____ Records supplied

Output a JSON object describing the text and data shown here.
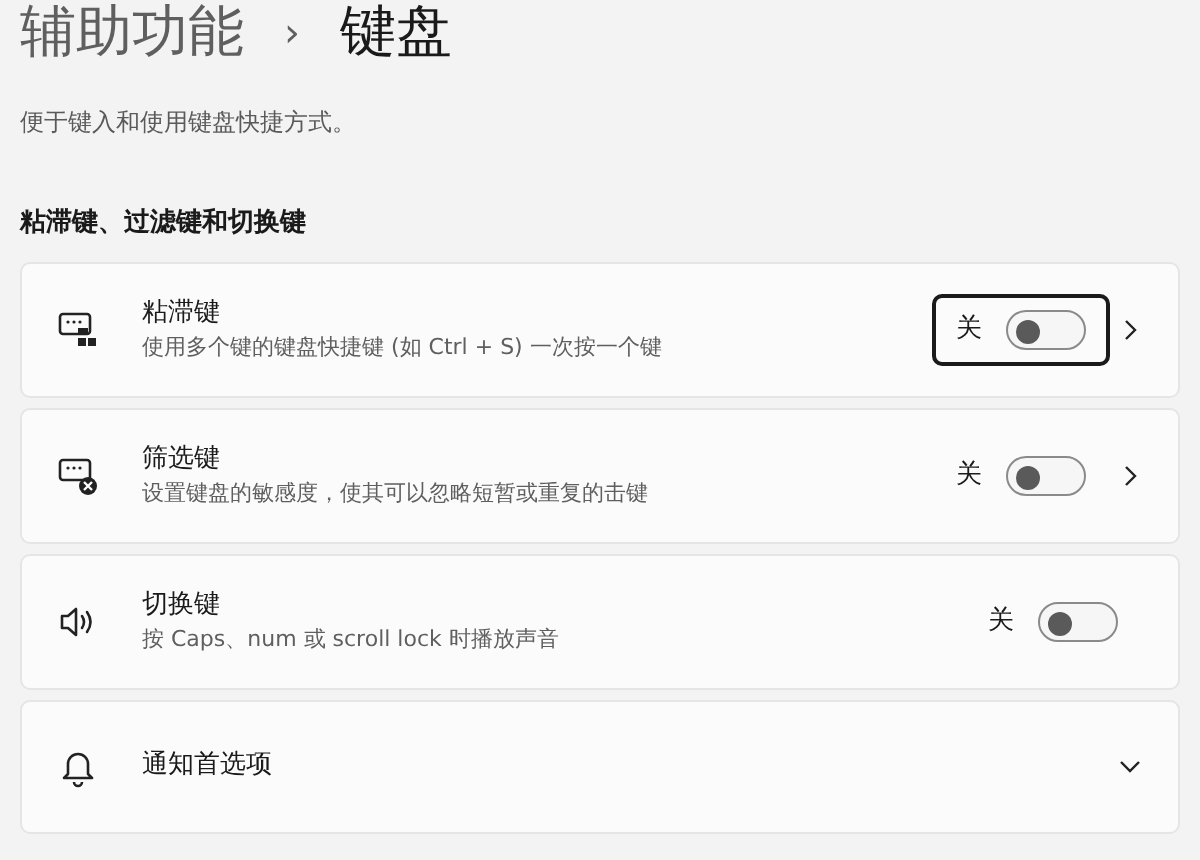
{
  "breadcrumb": {
    "parent": "辅助功能",
    "separator": "›",
    "current": "键盘"
  },
  "description": "便于键入和使用键盘快捷方式。",
  "section_title": "粘滞键、过滤键和切换键",
  "settings": [
    {
      "kind": "toggle",
      "title": "粘滞键",
      "subtitle": "使用多个键的键盘快捷键 (如 Ctrl + S) 一次按一个键",
      "state_label": "关",
      "on": false,
      "focused": true,
      "chevron": true
    },
    {
      "kind": "toggle",
      "title": "筛选键",
      "subtitle": "设置键盘的敏感度，使其可以忽略短暂或重复的击键",
      "state_label": "关",
      "on": false,
      "focused": false,
      "chevron": true
    },
    {
      "kind": "toggle",
      "title": "切换键",
      "subtitle": "按 Caps、num 或 scroll lock 时播放声音",
      "state_label": "关",
      "on": false,
      "focused": false,
      "chevron": false
    },
    {
      "kind": "expander",
      "title": "通知首选项",
      "expanded": false
    }
  ]
}
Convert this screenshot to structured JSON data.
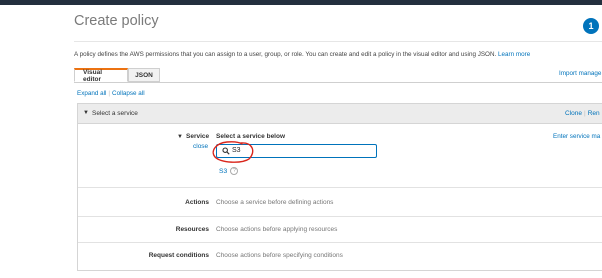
{
  "header": {
    "title": "Create policy",
    "step_badge": "1"
  },
  "intro": {
    "text": "A policy defines the AWS permissions that you can assign to a user, group, or role. You can create and edit a policy in the visual editor and using JSON.",
    "learn_more": "Learn more"
  },
  "tabs": [
    {
      "label": "Visual editor",
      "active": true
    },
    {
      "label": "JSON",
      "active": false
    }
  ],
  "import_link": "Import manage",
  "toolbar": {
    "expand_all": "Expand all",
    "collapse_all": "Collapse all"
  },
  "service_panel": {
    "title": "Select a service",
    "clone": "Clone",
    "remove_partial": "Ren",
    "service_label": "Service",
    "close": "close",
    "select_heading": "Select a service below",
    "enter_manually": "Enter service ma",
    "search": {
      "value": "S3"
    },
    "results": [
      {
        "label": "S3"
      }
    ],
    "rows": [
      {
        "label": "Actions",
        "desc": "Choose a service before defining actions"
      },
      {
        "label": "Resources",
        "desc": "Choose actions before applying resources"
      },
      {
        "label": "Request conditions",
        "desc": "Choose actions before specifying conditions"
      }
    ]
  },
  "colors": {
    "link": "#0073bb",
    "tab_accent": "#ec7211",
    "annotation": "#d9261c",
    "topbar": "#232f3e"
  },
  "icons": [
    "caret-down-icon",
    "search-icon",
    "info-icon"
  ]
}
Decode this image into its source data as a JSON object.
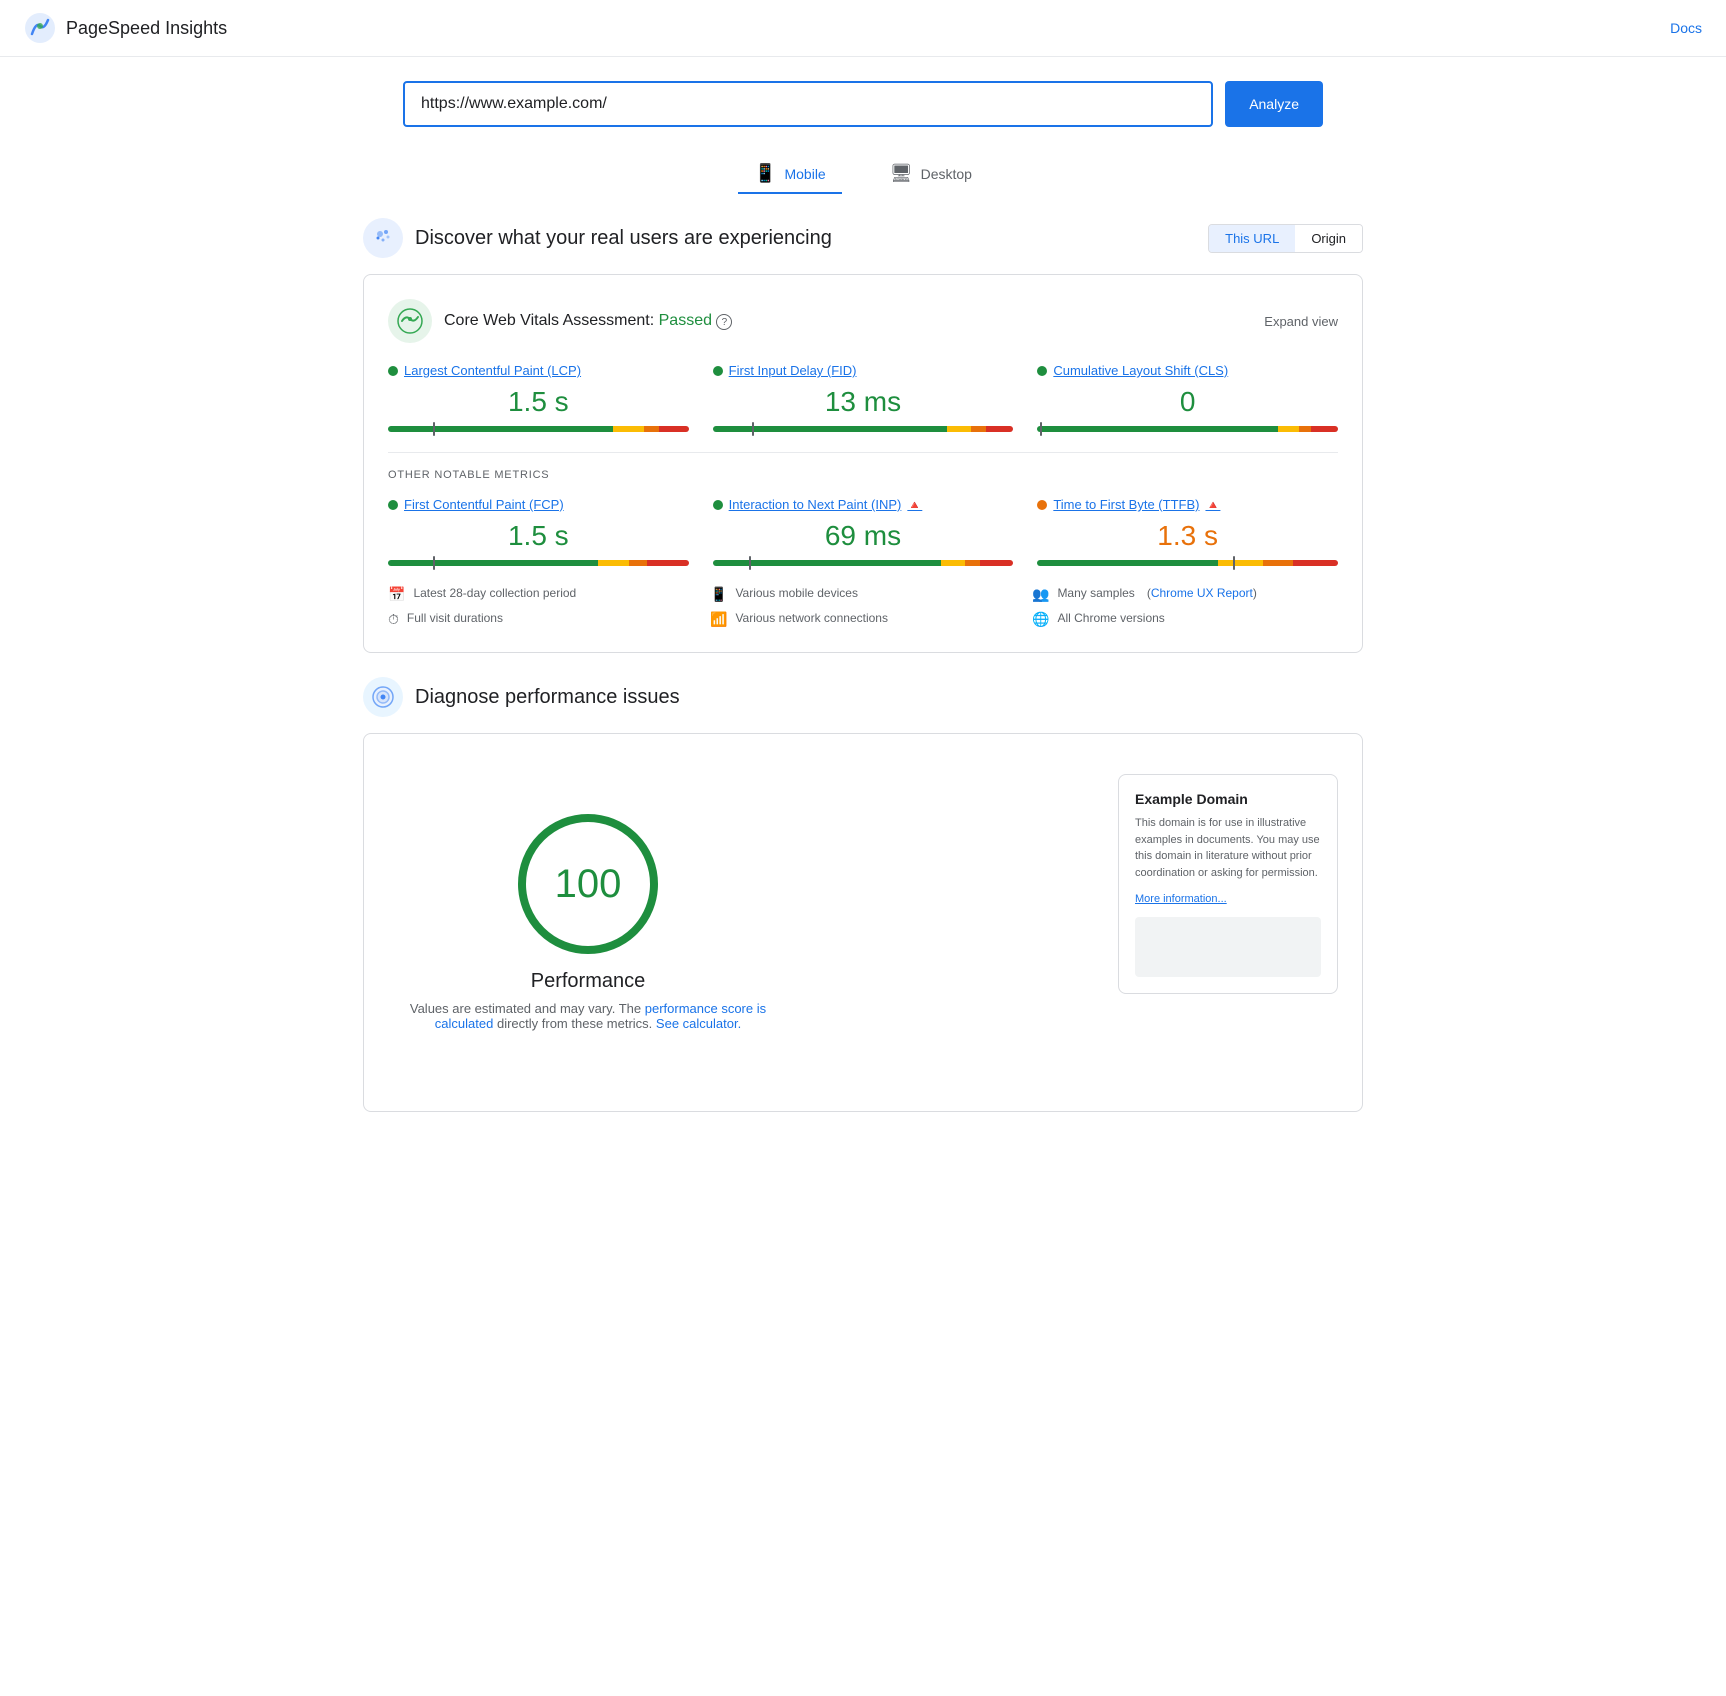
{
  "header": {
    "title": "PageSpeed Insights",
    "docs_label": "Docs"
  },
  "search": {
    "url_value": "https://www.example.com/",
    "url_placeholder": "Enter a web page URL",
    "analyze_label": "Analyze"
  },
  "tabs": [
    {
      "id": "mobile",
      "label": "Mobile",
      "icon": "📱",
      "active": true
    },
    {
      "id": "desktop",
      "label": "Desktop",
      "icon": "🖥",
      "active": false
    }
  ],
  "real_users": {
    "section_title": "Discover what your real users are experiencing",
    "toggle": {
      "this_url_label": "This URL",
      "origin_label": "Origin"
    },
    "cwv": {
      "title": "Core Web Vitals Assessment:",
      "status": "Passed",
      "expand_label": "Expand view",
      "tooltip": "?"
    },
    "metrics": [
      {
        "id": "lcp",
        "dot_color": "green",
        "label": "Largest Contentful Paint (LCP)",
        "value": "1.5 s",
        "value_color": "green",
        "bar": {
          "green": 75,
          "yellow": 10,
          "orange": 5,
          "red": 10,
          "indicator_pct": 15
        }
      },
      {
        "id": "fid",
        "dot_color": "green",
        "label": "First Input Delay (FID)",
        "value": "13 ms",
        "value_color": "green",
        "bar": {
          "green": 78,
          "yellow": 8,
          "orange": 5,
          "red": 9,
          "indicator_pct": 13
        }
      },
      {
        "id": "cls",
        "dot_color": "green",
        "label": "Cumulative Layout Shift (CLS)",
        "value": "0",
        "value_color": "green",
        "bar": {
          "green": 80,
          "yellow": 7,
          "orange": 4,
          "red": 9,
          "indicator_pct": 1
        }
      }
    ],
    "notable_metrics_label": "OTHER NOTABLE METRICS",
    "notable_metrics": [
      {
        "id": "fcp",
        "dot_color": "green",
        "label": "First Contentful Paint (FCP)",
        "value": "1.5 s",
        "value_color": "green",
        "has_warning": false,
        "bar": {
          "green": 70,
          "yellow": 10,
          "orange": 6,
          "red": 14,
          "indicator_pct": 15
        }
      },
      {
        "id": "inp",
        "dot_color": "green",
        "label": "Interaction to Next Paint (INP)",
        "value": "69 ms",
        "value_color": "green",
        "has_warning": true,
        "bar": {
          "green": 76,
          "yellow": 8,
          "orange": 5,
          "red": 11,
          "indicator_pct": 12
        }
      },
      {
        "id": "ttfb",
        "dot_color": "orange",
        "label": "Time to First Byte (TTFB)",
        "value": "1.3 s",
        "value_color": "orange",
        "has_warning": true,
        "bar": {
          "green": 60,
          "yellow": 15,
          "orange": 10,
          "red": 15,
          "indicator_pct": 65
        }
      }
    ],
    "info_items": [
      {
        "icon": "📅",
        "text": "Latest 28-day collection period"
      },
      {
        "icon": "📱",
        "text": "Various mobile devices"
      },
      {
        "icon": "👥",
        "text": "Many samples"
      },
      {
        "icon": "⏱",
        "text": "Full visit durations"
      },
      {
        "icon": "📶",
        "text": "Various network connections"
      },
      {
        "icon": "🌐",
        "text": "All Chrome versions"
      }
    ],
    "chrome_ux_label": "Chrome UX Report"
  },
  "diagnose": {
    "section_title": "Diagnose performance issues",
    "score": {
      "value": "100",
      "label": "Performance",
      "desc_prefix": "Values are estimated and may vary. The",
      "desc_link_text": "performance score is calculated",
      "desc_mid": "directly from these metrics.",
      "calc_link_text": "See calculator."
    },
    "preview": {
      "title": "Example Domain",
      "text": "This domain is for use in illustrative examples in documents. You may use this domain in literature without prior coordination or asking for permission.",
      "more_link": "More information..."
    }
  }
}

________

> Set problem:
Skipping the pictures, transcribe each line above exactly as it appears.

> Exercise solution:
Output a JSON object describing the text and data shown here.
{
  "breadcrumb": {
    "parent": "辅助功能",
    "separator": "›",
    "current": "键盘"
  },
  "description": "便于键入和使用键盘快捷方式。",
  "section_title": "粘滞键、过滤键和切换键",
  "settings": [
    {
      "kind": "toggle",
      "title": "粘滞键",
      "subtitle": "使用多个键的键盘快捷键 (如 Ctrl + S) 一次按一个键",
      "state_label": "关",
      "on": false,
      "focused": true,
      "chevron": true
    },
    {
      "kind": "toggle",
      "title": "筛选键",
      "subtitle": "设置键盘的敏感度，使其可以忽略短暂或重复的击键",
      "state_label": "关",
      "on": false,
      "focused": false,
      "chevron": true
    },
    {
      "kind": "toggle",
      "title": "切换键",
      "subtitle": "按 Caps、num 或 scroll lock 时播放声音",
      "state_label": "关",
      "on": false,
      "focused": false,
      "chevron": false
    },
    {
      "kind": "expander",
      "title": "通知首选项",
      "expanded": false
    }
  ]
}
Convert this screenshot to structured JSON data.
{
  "header": {
    "title": "Create policy",
    "step_badge": "1"
  },
  "intro": {
    "text": "A policy defines the AWS permissions that you can assign to a user, group, or role. You can create and edit a policy in the visual editor and using JSON.",
    "learn_more": "Learn more"
  },
  "tabs": [
    {
      "label": "Visual editor",
      "active": true
    },
    {
      "label": "JSON",
      "active": false
    }
  ],
  "import_link": "Import manage",
  "toolbar": {
    "expand_all": "Expand all",
    "collapse_all": "Collapse all"
  },
  "service_panel": {
    "title": "Select a service",
    "clone": "Clone",
    "remove_partial": "Ren",
    "service_label": "Service",
    "close": "close",
    "select_heading": "Select a service below",
    "enter_manually": "Enter service ma",
    "search": {
      "value": "S3"
    },
    "results": [
      {
        "label": "S3"
      }
    ],
    "rows": [
      {
        "label": "Actions",
        "desc": "Choose a service before defining actions"
      },
      {
        "label": "Resources",
        "desc": "Choose actions before applying resources"
      },
      {
        "label": "Request conditions",
        "desc": "Choose actions before specifying conditions"
      }
    ]
  },
  "colors": {
    "link": "#0073bb",
    "tab_accent": "#ec7211",
    "annotation": "#d9261c",
    "topbar": "#232f3e"
  },
  "icons": [
    "caret-down-icon",
    "search-icon",
    "info-icon"
  ]
}
Decode this image into its source data as a JSON object.
{
  "header": {
    "title": "PageSpeed Insights",
    "docs_label": "Docs"
  },
  "search": {
    "url_value": "https://www.example.com/",
    "url_placeholder": "Enter a web page URL",
    "analyze_label": "Analyze"
  },
  "tabs": [
    {
      "id": "mobile",
      "label": "Mobile",
      "icon": "📱",
      "active": true
    },
    {
      "id": "desktop",
      "label": "Desktop",
      "icon": "🖥",
      "active": false
    }
  ],
  "real_users": {
    "section_title": "Discover what your real users are experiencing",
    "toggle": {
      "this_url_label": "This URL",
      "origin_label": "Origin"
    },
    "cwv": {
      "title": "Core Web Vitals Assessment:",
      "status": "Passed",
      "expand_label": "Expand view",
      "tooltip": "?"
    },
    "metrics": [
      {
        "id": "lcp",
        "dot_color": "green",
        "label": "Largest Contentful Paint (LCP)",
        "value": "1.5 s",
        "value_color": "green",
        "bar": {
          "green": 75,
          "yellow": 10,
          "orange": 5,
          "red": 10,
          "indicator_pct": 15
        }
      },
      {
        "id": "fid",
        "dot_color": "green",
        "label": "First Input Delay (FID)",
        "value": "13 ms",
        "value_color": "green",
        "bar": {
          "green": 78,
          "yellow": 8,
          "orange": 5,
          "red": 9,
          "indicator_pct": 13
        }
      },
      {
        "id": "cls",
        "dot_color": "green",
        "label": "Cumulative Layout Shift (CLS)",
        "value": "0",
        "value_color": "green",
        "bar": {
          "green": 80,
          "yellow": 7,
          "orange": 4,
          "red": 9,
          "indicator_pct": 1
        }
      }
    ],
    "notable_metrics_label": "OTHER NOTABLE METRICS",
    "notable_metrics": [
      {
        "id": "fcp",
        "dot_color": "green",
        "label": "First Contentful Paint (FCP)",
        "value": "1.5 s",
        "value_color": "green",
        "has_warning": false,
        "bar": {
          "green": 70,
          "yellow": 10,
          "orange": 6,
          "red": 14,
          "indicator_pct": 15
        }
      },
      {
        "id": "inp",
        "dot_color": "green",
        "label": "Interaction to Next Paint (INP)",
        "value": "69 ms",
        "value_color": "green",
        "has_warning": true,
        "bar": {
          "green": 76,
          "yellow": 8,
          "orange": 5,
          "red": 11,
          "indicator_pct": 12
        }
      },
      {
        "id": "ttfb",
        "dot_color": "orange",
        "label": "Time to First Byte (TTFB)",
        "value": "1.3 s",
        "value_color": "orange",
        "has_warning": true,
        "bar": {
          "green": 60,
          "yellow": 15,
          "orange": 10,
          "red": 15,
          "indicator_pct": 65
        }
      }
    ],
    "info_items": [
      {
        "icon": "📅",
        "text": "Latest 28-day collection period"
      },
      {
        "icon": "📱",
        "text": "Various mobile devices"
      },
      {
        "icon": "👥",
        "text": "Many samples"
      },
      {
        "icon": "⏱",
        "text": "Full visit durations"
      },
      {
        "icon": "📶",
        "text": "Various network connections"
      },
      {
        "icon": "🌐",
        "text": "All Chrome versions"
      }
    ],
    "chrome_ux_label": "Chrome UX Report"
  },
  "diagnose": {
    "section_title": "Diagnose performance issues",
    "score": {
      "value": "100",
      "label": "Performance",
      "desc_prefix": "Values are estimated and may vary. The",
      "desc_link_text": "performance score is calculated",
      "desc_mid": "directly from these metrics.",
      "calc_link_text": "See calculator."
    },
    "preview": {
      "title": "Example Domain",
      "text": "This domain is for use in illustrative examples in documents. You may use this domain in literature without prior coordination or asking for permission.",
      "more_link": "More information..."
    }
  }
}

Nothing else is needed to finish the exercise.